Copy every entry word for word. Skip the pictures.

********************

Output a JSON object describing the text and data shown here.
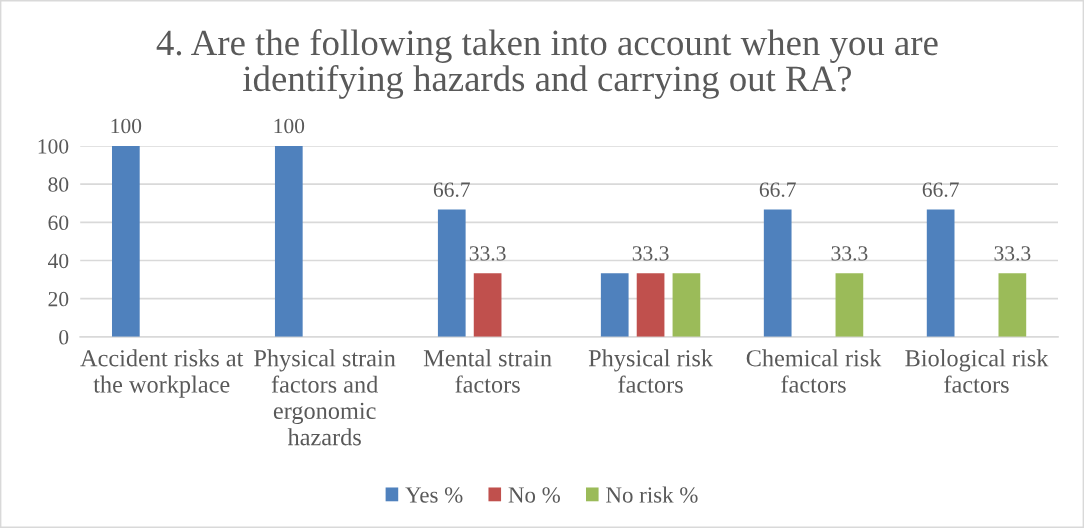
{
  "chart_data": {
    "type": "bar",
    "title": "4. Are the following taken into account when you are\nidentifying hazards and carrying out RA?",
    "categories": [
      "Accident risks at\nthe workplace",
      "Physical strain\nfactors and\nergonomic\nhazards",
      "Mental strain\nfactors",
      "Physical risk\nfactors",
      "Chemical risk\nfactors",
      "Biological risk\nfactors"
    ],
    "series": [
      {
        "name": "Yes %",
        "color": "#4f81bd",
        "values": [
          100,
          100,
          66.7,
          33.3,
          66.7,
          66.7
        ],
        "value_labels": [
          "100",
          "100",
          "66.7",
          null,
          "66.7",
          "66.7"
        ]
      },
      {
        "name": "No %",
        "color": "#c0504d",
        "values": [
          null,
          null,
          33.3,
          33.3,
          null,
          null
        ],
        "value_labels": [
          null,
          null,
          "33.3",
          "33.3",
          null,
          null
        ]
      },
      {
        "name": "No risk %",
        "color": "#9bbb59",
        "values": [
          null,
          null,
          null,
          33.3,
          33.3,
          33.3
        ],
        "value_labels": [
          null,
          null,
          null,
          null,
          "33.3",
          "33.3"
        ]
      }
    ],
    "ylim": [
      0,
      100
    ],
    "yticks": [
      0,
      20,
      40,
      60,
      80,
      100
    ],
    "grid": "y",
    "legend": "bottom"
  }
}
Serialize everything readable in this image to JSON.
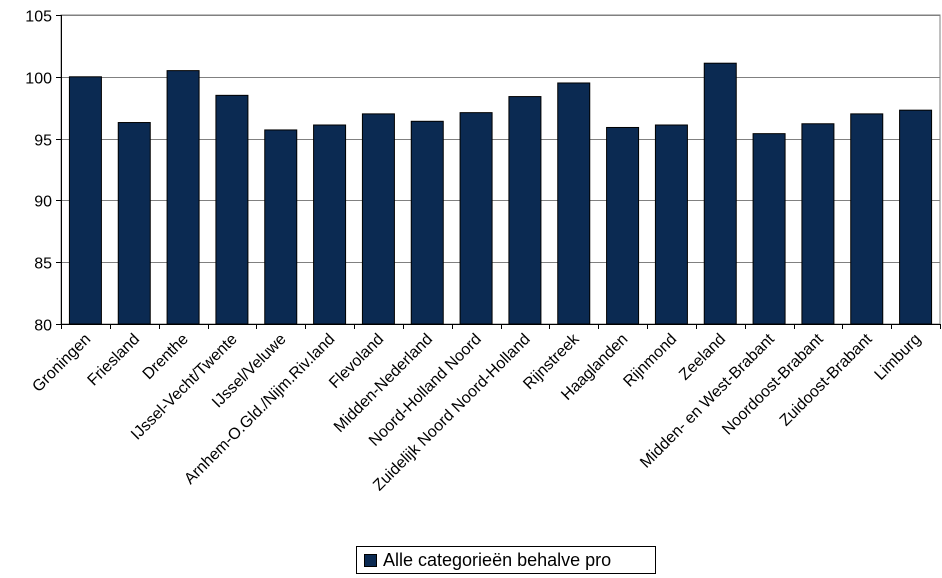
{
  "chart_data": {
    "type": "bar",
    "categories": [
      "Groningen",
      "Friesland",
      "Drenthe",
      "IJssel-Vecht/Twente",
      "IJssel/Veluwe",
      "Arnhem-O.Gld./Nijm.Riv.land",
      "Flevoland",
      "Midden-Nederland",
      "Noord-Holland Noord",
      "Zuidelijk Noord Noord-Holland",
      "Rijnstreek",
      "Haaglanden",
      "Rijnmond",
      "Zeeland",
      "Midden- en West-Brabant",
      "Noordoost-Brabant",
      "Zuidoost-Brabant",
      "Limburg"
    ],
    "series": [
      {
        "name": "Alle categorieën behalve pro",
        "color": "#0b2a52",
        "values": [
          100.0,
          96.3,
          100.5,
          98.5,
          95.7,
          96.1,
          97.0,
          96.4,
          97.1,
          98.4,
          99.5,
          95.9,
          96.1,
          101.1,
          95.4,
          96.2,
          97.0,
          97.3
        ]
      }
    ],
    "ylim": [
      80,
      105
    ],
    "yticks": [
      80,
      85,
      90,
      95,
      100,
      105
    ],
    "grid": true,
    "legend": "bottom",
    "title": "",
    "xlabel": "",
    "ylabel": ""
  },
  "legend": {
    "label": "Alle categorieën behalve pro"
  }
}
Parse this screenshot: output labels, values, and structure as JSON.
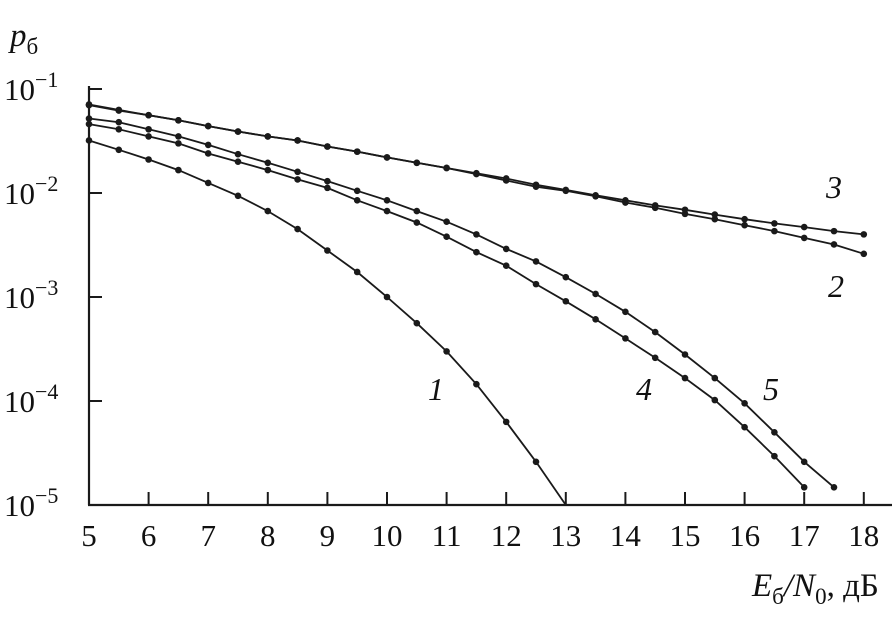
{
  "chart_data": {
    "type": "line",
    "title": "",
    "ylabel": "p",
    "ylabel_sub": "б",
    "xlabel_main": "E",
    "xlabel_sub1": "б",
    "xlabel_mid": "/N",
    "xlabel_sub2": "0",
    "xlabel_unit": ", дБ",
    "xlim": [
      5,
      18
    ],
    "ylim": [
      1e-05,
      0.1
    ],
    "yscale": "log",
    "grid": false,
    "x_ticks": [
      "5",
      "6",
      "7",
      "8",
      "9",
      "10",
      "11",
      "12",
      "13",
      "14",
      "15",
      "16",
      "17",
      "18"
    ],
    "y_ticks": [
      {
        "base": "10",
        "exp": "−1"
      },
      {
        "base": "10",
        "exp": "−2"
      },
      {
        "base": "10",
        "exp": "−3"
      },
      {
        "base": "10",
        "exp": "−4"
      },
      {
        "base": "10",
        "exp": "−5"
      }
    ],
    "line_color": "#1a1a1a",
    "series": [
      {
        "name": "1",
        "x": [
          5,
          5.5,
          6,
          6.5,
          7,
          7.5,
          8,
          8.5,
          9,
          9.5,
          10,
          10.5,
          11,
          11.5,
          12,
          12.5,
          13
        ],
        "y": [
          0.032,
          0.026,
          0.021,
          0.0166,
          0.0125,
          0.0094,
          0.0067,
          0.0045,
          0.0028,
          0.00174,
          0.001,
          0.00056,
          0.0003,
          0.000145,
          6.3e-05,
          2.6e-05,
          1e-05
        ]
      },
      {
        "name": "2",
        "x": [
          5,
          5.5,
          6,
          6.5,
          7,
          7.5,
          8,
          8.5,
          9,
          9.5,
          10,
          10.5,
          11,
          11.5,
          12,
          12.5,
          13,
          13.5,
          14,
          14.5,
          15,
          15.5,
          16,
          16.5,
          17,
          17.5,
          18
        ],
        "y": [
          0.07,
          0.062,
          0.056,
          0.05,
          0.044,
          0.039,
          0.035,
          0.032,
          0.028,
          0.025,
          0.022,
          0.0195,
          0.0174,
          0.0152,
          0.0132,
          0.0115,
          0.0105,
          0.0093,
          0.0081,
          0.0072,
          0.0063,
          0.0056,
          0.0049,
          0.0043,
          0.0037,
          0.0032,
          0.0026
        ]
      },
      {
        "name": "3",
        "x": [
          5,
          5.5,
          6,
          6.5,
          7,
          7.5,
          8,
          8.5,
          9,
          9.5,
          10,
          10.5,
          11,
          11.5,
          12,
          12.5,
          13,
          13.5,
          14,
          14.5,
          15,
          15.5,
          16,
          16.5,
          17,
          17.5,
          18
        ],
        "y": [
          0.071,
          0.063,
          0.056,
          0.05,
          0.044,
          0.039,
          0.035,
          0.032,
          0.028,
          0.025,
          0.022,
          0.0195,
          0.0174,
          0.0155,
          0.0138,
          0.012,
          0.0107,
          0.0095,
          0.0085,
          0.0076,
          0.0069,
          0.0062,
          0.0056,
          0.0051,
          0.0047,
          0.0043,
          0.004
        ]
      },
      {
        "name": "4",
        "x": [
          5,
          5.5,
          6,
          6.5,
          7,
          7.5,
          8,
          8.5,
          9,
          9.5,
          10,
          10.5,
          11,
          11.5,
          12,
          12.5,
          13,
          13.5,
          14,
          14.5,
          15,
          15.5,
          16,
          16.5,
          17
        ],
        "y": [
          0.046,
          0.041,
          0.035,
          0.03,
          0.024,
          0.02,
          0.0166,
          0.0135,
          0.0112,
          0.0085,
          0.0067,
          0.0052,
          0.0038,
          0.0027,
          0.002,
          0.00133,
          0.00091,
          0.00061,
          0.0004,
          0.00026,
          0.000166,
          0.000102,
          5.6e-05,
          2.95e-05,
          1.48e-05
        ]
      },
      {
        "name": "5",
        "x": [
          5,
          5.5,
          6,
          6.5,
          7,
          7.5,
          8,
          8.5,
          9,
          9.5,
          10,
          10.5,
          11,
          11.5,
          12,
          12.5,
          13,
          13.5,
          14,
          14.5,
          15,
          15.5,
          16,
          16.5,
          17,
          17.5
        ],
        "y": [
          0.052,
          0.048,
          0.041,
          0.035,
          0.029,
          0.0236,
          0.0195,
          0.016,
          0.013,
          0.0105,
          0.0085,
          0.0067,
          0.0053,
          0.004,
          0.0029,
          0.0022,
          0.00155,
          0.00107,
          0.00072,
          0.00046,
          0.00028,
          0.000166,
          9.5e-05,
          5e-05,
          2.6e-05,
          1.48e-05
        ]
      }
    ]
  }
}
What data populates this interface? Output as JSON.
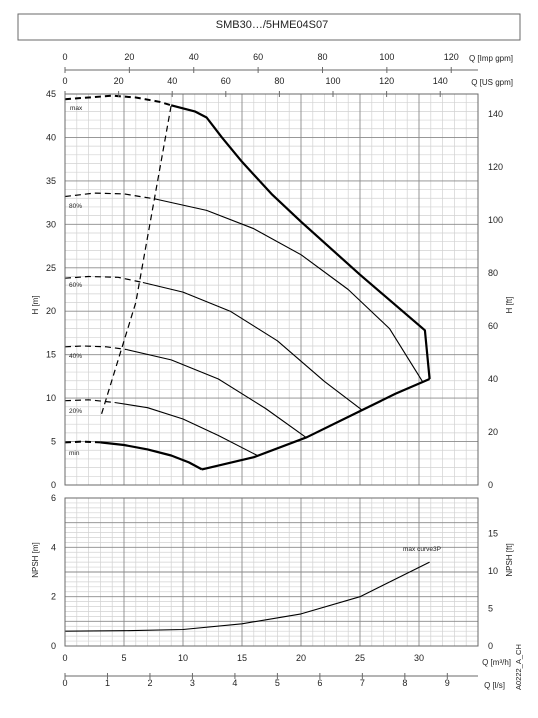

********************

* [Solved problem]:
Output a JSON object describing the text and data shown here.
{
  "chart_data": {
    "type": "bar",
    "title": "4. Are the following taken into account when you are\nidentifying hazards and carrying out RA?",
    "categories": [
      "Accident risks at\nthe workplace",
      "Physical strain\nfactors and\nergonomic\nhazards",
      "Mental strain\nfactors",
      "Physical risk\nfactors",
      "Chemical risk\nfactors",
      "Biological risk\nfactors"
    ],
    "series": [
      {
        "name": "Yes %",
        "color": "#4f81bd",
        "values": [
          100,
          100,
          66.7,
          33.3,
          66.7,
          66.7
        ],
        "value_labels": [
          "100",
          "100",
          "66.7",
          null,
          "66.7",
          "66.7"
        ]
      },
      {
        "name": "No %",
        "color": "#c0504d",
        "values": [
          null,
          null,
          33.3,
          33.3,
          null,
          null
        ],
        "value_labels": [
          null,
          null,
          "33.3",
          "33.3",
          null,
          null
        ]
      },
      {
        "name": "No risk %",
        "color": "#9bbb59",
        "values": [
          null,
          null,
          null,
          33.3,
          33.3,
          33.3
        ],
        "value_labels": [
          null,
          null,
          null,
          null,
          "33.3",
          "33.3"
        ]
      }
    ],
    "ylim": [
      0,
      100
    ],
    "yticks": [
      0,
      20,
      40,
      60,
      80,
      100
    ],
    "grid": "y",
    "legend": "bottom"
  }
}
Serialize everything readable in this image to JSON.
{
  "chart_data": {
    "type": "bar",
    "categories": [
      "Groningen",
      "Friesland",
      "Drenthe",
      "IJssel-Vecht/Twente",
      "IJssel/Veluwe",
      "Arnhem-O.Gld./Nijm.Riv.land",
      "Flevoland",
      "Midden-Nederland",
      "Noord-Holland Noord",
      "Zuidelijk Noord Noord-Holland",
      "Rijnstreek",
      "Haaglanden",
      "Rijnmond",
      "Zeeland",
      "Midden- en West-Brabant",
      "Noordoost-Brabant",
      "Zuidoost-Brabant",
      "Limburg"
    ],
    "series": [
      {
        "name": "Alle categorieën behalve pro",
        "color": "#0b2a52",
        "values": [
          100.0,
          96.3,
          100.5,
          98.5,
          95.7,
          96.1,
          97.0,
          96.4,
          97.1,
          98.4,
          99.5,
          95.9,
          96.1,
          101.1,
          95.4,
          96.2,
          97.0,
          97.3
        ]
      }
    ],
    "ylim": [
      80,
      105
    ],
    "yticks": [
      80,
      85,
      90,
      95,
      100,
      105
    ],
    "grid": true,
    "legend": "bottom",
    "title": "",
    "xlabel": "",
    "ylabel": ""
  },
  "legend": {
    "label": "Alle categorieën behalve pro"
  }
}
Parse this screenshot: output labels, values, and structure as JSON.
{
  "chart_data": {
    "type": "line",
    "title": "",
    "ylabel": "p",
    "ylabel_sub": "б",
    "xlabel_main": "E",
    "xlabel_sub1": "б",
    "xlabel_mid": "/N",
    "xlabel_sub2": "0",
    "xlabel_unit": ", дБ",
    "xlim": [
      5,
      18
    ],
    "ylim": [
      1e-05,
      0.1
    ],
    "yscale": "log",
    "grid": false,
    "x_ticks": [
      "5",
      "6",
      "7",
      "8",
      "9",
      "10",
      "11",
      "12",
      "13",
      "14",
      "15",
      "16",
      "17",
      "18"
    ],
    "y_ticks": [
      {
        "base": "10",
        "exp": "−1"
      },
      {
        "base": "10",
        "exp": "−2"
      },
      {
        "base": "10",
        "exp": "−3"
      },
      {
        "base": "10",
        "exp": "−4"
      },
      {
        "base": "10",
        "exp": "−5"
      }
    ],
    "line_color": "#1a1a1a",
    "series": [
      {
        "name": "1",
        "x": [
          5,
          5.5,
          6,
          6.5,
          7,
          7.5,
          8,
          8.5,
          9,
          9.5,
          10,
          10.5,
          11,
          11.5,
          12,
          12.5,
          13
        ],
        "y": [
          0.032,
          0.026,
          0.021,
          0.0166,
          0.0125,
          0.0094,
          0.0067,
          0.0045,
          0.0028,
          0.00174,
          0.001,
          0.00056,
          0.0003,
          0.000145,
          6.3e-05,
          2.6e-05,
          1e-05
        ]
      },
      {
        "name": "2",
        "x": [
          5,
          5.5,
          6,
          6.5,
          7,
          7.5,
          8,
          8.5,
          9,
          9.5,
          10,
          10.5,
          11,
          11.5,
          12,
          12.5,
          13,
          13.5,
          14,
          14.5,
          15,
          15.5,
          16,
          16.5,
          17,
          17.5,
          18
        ],
        "y": [
          0.07,
          0.062,
          0.056,
          0.05,
          0.044,
          0.039,
          0.035,
          0.032,
          0.028,
          0.025,
          0.022,
          0.0195,
          0.0174,
          0.0152,
          0.0132,
          0.0115,
          0.0105,
          0.0093,
          0.0081,
          0.0072,
          0.0063,
          0.0056,
          0.0049,
          0.0043,
          0.0037,
          0.0032,
          0.0026
        ]
      },
      {
        "name": "3",
        "x": [
          5,
          5.5,
          6,
          6.5,
          7,
          7.5,
          8,
          8.5,
          9,
          9.5,
          10,
          10.5,
          11,
          11.5,
          12,
          12.5,
          13,
          13.5,
          14,
          14.5,
          15,
          15.5,
          16,
          16.5,
          17,
          17.5,
          18
        ],
        "y": [
          0.071,
          0.063,
          0.056,
          0.05,
          0.044,
          0.039,
          0.035,
          0.032,
          0.028,
          0.025,
          0.022,
          0.0195,
          0.0174,
          0.0155,
          0.0138,
          0.012,
          0.0107,
          0.0095,
          0.0085,
          0.0076,
          0.0069,
          0.0062,
          0.0056,
          0.0051,
          0.0047,
          0.0043,
          0.004
        ]
      },
      {
        "name": "4",
        "x": [
          5,
          5.5,
          6,
          6.5,
          7,
          7.5,
          8,
          8.5,
          9,
          9.5,
          10,
          10.5,
          11,
          11.5,
          12,
          12.5,
          13,
          13.5,
          14,
          14.5,
          15,
          15.5,
          16,
          16.5,
          17
        ],
        "y": [
          0.046,
          0.041,
          0.035,
          0.03,
          0.024,
          0.02,
          0.0166,
          0.0135,
          0.0112,
          0.0085,
          0.0067,
          0.0052,
          0.0038,
          0.0027,
          0.002,
          0.00133,
          0.00091,
          0.00061,
          0.0004,
          0.00026,
          0.000166,
          0.000102,
          5.6e-05,
          2.95e-05,
          1.48e-05
        ]
      },
      {
        "name": "5",
        "x": [
          5,
          5.5,
          6,
          6.5,
          7,
          7.5,
          8,
          8.5,
          9,
          9.5,
          10,
          10.5,
          11,
          11.5,
          12,
          12.5,
          13,
          13.5,
          14,
          14.5,
          15,
          15.5,
          16,
          16.5,
          17,
          17.5
        ],
        "y": [
          0.052,
          0.048,
          0.041,
          0.035,
          0.029,
          0.0236,
          0.0195,
          0.016,
          0.013,
          0.0105,
          0.0085,
          0.0067,
          0.0053,
          0.004,
          0.0029,
          0.0022,
          0.00155,
          0.00107,
          0.00072,
          0.00046,
          0.00028,
          0.000166,
          9.5e-05,
          5e-05,
          2.6e-05,
          1.48e-05
        ]
      }
    ]
  }
}
What data populates this interface? Output as JSON.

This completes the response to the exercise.